_抜粋本文:_
日本から香港経由で南アフリカのヨハネスブルグへ、ヨハネスブルグから国内線でインド洋に面した港湾都市ダーバンへ。ダーバンから車で内陸へ向けて3時間半ほど車で走るとドラケンスバーグ山脈が眼前に迫ってきます。
南北に250kmの長さというのはかなりのもので、日本の北アルプスと南アルプスを足した長さに勝ります。今回のトレッキングでは北部ドラケンスバーグ、南部ドラケンスバーグのそれぞれのバックパッカーズロッジを拠点にして見所を巡りました。
一日目は世界第二位の落差を誇るトゥゲラフォールズへ。

_抽出データ:_
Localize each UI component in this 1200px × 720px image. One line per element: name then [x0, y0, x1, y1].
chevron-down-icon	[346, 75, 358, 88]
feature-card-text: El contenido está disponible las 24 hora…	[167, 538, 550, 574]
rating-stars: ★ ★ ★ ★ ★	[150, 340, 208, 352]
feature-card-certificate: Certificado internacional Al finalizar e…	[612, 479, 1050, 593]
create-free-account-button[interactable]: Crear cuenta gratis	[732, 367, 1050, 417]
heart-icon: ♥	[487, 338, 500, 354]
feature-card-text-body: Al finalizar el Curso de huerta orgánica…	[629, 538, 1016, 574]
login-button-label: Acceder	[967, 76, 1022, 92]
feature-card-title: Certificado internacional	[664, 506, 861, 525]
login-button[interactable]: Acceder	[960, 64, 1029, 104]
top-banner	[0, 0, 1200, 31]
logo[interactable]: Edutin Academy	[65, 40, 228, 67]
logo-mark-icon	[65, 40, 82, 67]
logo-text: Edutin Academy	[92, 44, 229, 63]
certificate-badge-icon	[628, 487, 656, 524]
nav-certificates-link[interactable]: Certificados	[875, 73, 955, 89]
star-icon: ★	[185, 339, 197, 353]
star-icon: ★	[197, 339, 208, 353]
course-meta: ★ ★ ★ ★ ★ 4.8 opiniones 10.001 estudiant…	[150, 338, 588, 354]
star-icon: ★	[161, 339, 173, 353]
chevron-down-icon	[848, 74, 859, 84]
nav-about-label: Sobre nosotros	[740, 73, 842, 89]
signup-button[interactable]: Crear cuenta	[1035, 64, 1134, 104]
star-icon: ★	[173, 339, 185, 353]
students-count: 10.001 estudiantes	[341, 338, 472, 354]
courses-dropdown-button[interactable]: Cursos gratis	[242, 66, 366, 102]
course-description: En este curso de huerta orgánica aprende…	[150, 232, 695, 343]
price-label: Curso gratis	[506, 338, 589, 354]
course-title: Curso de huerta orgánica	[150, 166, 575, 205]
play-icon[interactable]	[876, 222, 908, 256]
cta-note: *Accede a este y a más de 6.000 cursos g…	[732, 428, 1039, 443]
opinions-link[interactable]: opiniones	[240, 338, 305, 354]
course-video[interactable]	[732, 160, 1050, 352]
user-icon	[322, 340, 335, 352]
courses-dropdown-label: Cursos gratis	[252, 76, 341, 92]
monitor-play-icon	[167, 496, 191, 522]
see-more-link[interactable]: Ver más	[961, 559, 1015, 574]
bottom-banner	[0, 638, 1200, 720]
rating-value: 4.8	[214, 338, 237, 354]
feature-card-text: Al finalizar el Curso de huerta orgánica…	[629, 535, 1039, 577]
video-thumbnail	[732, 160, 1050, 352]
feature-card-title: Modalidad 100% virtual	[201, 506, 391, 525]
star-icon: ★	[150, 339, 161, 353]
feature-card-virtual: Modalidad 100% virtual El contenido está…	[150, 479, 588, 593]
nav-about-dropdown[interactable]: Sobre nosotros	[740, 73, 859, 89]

_課題:_
抜粋本文によると、トレッキングの一日目にはどこへ向かいましたか？

_解答:_
世界第二位の落差を誇るトゥゲラフォールズです。